::: Exercise data

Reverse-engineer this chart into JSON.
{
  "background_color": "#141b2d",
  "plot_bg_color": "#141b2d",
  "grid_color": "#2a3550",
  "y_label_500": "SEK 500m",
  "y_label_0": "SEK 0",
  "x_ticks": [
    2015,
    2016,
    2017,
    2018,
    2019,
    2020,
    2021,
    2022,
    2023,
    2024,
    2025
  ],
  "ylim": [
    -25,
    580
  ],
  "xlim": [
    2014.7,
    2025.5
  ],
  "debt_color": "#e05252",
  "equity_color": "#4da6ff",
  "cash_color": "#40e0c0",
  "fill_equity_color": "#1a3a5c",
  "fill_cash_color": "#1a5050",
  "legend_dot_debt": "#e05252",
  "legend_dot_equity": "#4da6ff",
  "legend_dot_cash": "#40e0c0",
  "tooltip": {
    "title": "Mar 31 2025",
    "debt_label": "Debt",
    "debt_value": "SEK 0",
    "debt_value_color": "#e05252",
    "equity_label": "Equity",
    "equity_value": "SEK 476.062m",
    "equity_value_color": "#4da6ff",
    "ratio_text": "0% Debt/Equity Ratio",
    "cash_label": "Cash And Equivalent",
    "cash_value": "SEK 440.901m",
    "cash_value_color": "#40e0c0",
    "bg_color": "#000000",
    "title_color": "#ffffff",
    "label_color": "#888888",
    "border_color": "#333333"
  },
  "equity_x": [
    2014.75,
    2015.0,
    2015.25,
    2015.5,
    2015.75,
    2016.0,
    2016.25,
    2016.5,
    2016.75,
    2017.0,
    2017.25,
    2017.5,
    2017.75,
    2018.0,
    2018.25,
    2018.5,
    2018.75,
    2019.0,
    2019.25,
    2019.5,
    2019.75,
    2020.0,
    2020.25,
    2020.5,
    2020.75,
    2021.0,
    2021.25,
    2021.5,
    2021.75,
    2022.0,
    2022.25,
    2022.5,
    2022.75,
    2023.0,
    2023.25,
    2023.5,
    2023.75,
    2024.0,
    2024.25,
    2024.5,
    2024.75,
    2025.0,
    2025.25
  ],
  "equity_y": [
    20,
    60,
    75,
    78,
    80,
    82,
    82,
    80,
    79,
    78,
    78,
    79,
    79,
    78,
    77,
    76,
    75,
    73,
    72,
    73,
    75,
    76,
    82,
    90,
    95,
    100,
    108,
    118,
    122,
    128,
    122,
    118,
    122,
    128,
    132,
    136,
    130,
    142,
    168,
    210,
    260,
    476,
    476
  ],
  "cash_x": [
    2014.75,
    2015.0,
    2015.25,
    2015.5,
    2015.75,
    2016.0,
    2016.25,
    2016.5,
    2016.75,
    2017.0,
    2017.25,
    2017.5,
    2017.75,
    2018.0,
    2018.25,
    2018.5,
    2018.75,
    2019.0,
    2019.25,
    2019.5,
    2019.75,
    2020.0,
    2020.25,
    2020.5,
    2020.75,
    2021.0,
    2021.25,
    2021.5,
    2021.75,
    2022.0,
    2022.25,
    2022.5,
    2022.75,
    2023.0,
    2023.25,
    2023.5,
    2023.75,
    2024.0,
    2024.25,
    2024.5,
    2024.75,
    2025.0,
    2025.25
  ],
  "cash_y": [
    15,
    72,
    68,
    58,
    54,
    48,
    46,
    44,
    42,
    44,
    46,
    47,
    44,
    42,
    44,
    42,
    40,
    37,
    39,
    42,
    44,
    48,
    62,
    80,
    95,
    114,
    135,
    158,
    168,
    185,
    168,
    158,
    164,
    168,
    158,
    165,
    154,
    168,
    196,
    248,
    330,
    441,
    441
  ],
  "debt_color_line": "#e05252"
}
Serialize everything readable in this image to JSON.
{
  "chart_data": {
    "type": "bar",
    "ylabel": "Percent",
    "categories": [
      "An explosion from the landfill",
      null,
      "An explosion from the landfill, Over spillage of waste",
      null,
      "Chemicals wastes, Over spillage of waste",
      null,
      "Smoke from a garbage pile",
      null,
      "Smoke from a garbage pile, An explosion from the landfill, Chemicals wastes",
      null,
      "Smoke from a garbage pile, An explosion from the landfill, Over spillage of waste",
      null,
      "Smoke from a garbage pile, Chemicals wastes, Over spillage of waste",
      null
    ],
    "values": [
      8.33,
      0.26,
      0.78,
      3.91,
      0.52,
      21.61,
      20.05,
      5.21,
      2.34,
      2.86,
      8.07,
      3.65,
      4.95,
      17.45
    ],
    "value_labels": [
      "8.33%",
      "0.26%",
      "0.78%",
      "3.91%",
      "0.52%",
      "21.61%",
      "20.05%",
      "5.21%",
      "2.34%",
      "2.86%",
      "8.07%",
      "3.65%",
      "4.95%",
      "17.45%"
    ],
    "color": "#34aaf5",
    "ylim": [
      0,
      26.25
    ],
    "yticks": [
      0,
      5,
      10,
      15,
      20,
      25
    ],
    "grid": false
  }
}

::::::

• **Request**: Return the number of lines that include the word "spillage", and nothing else.

• **Answer to the task**: 4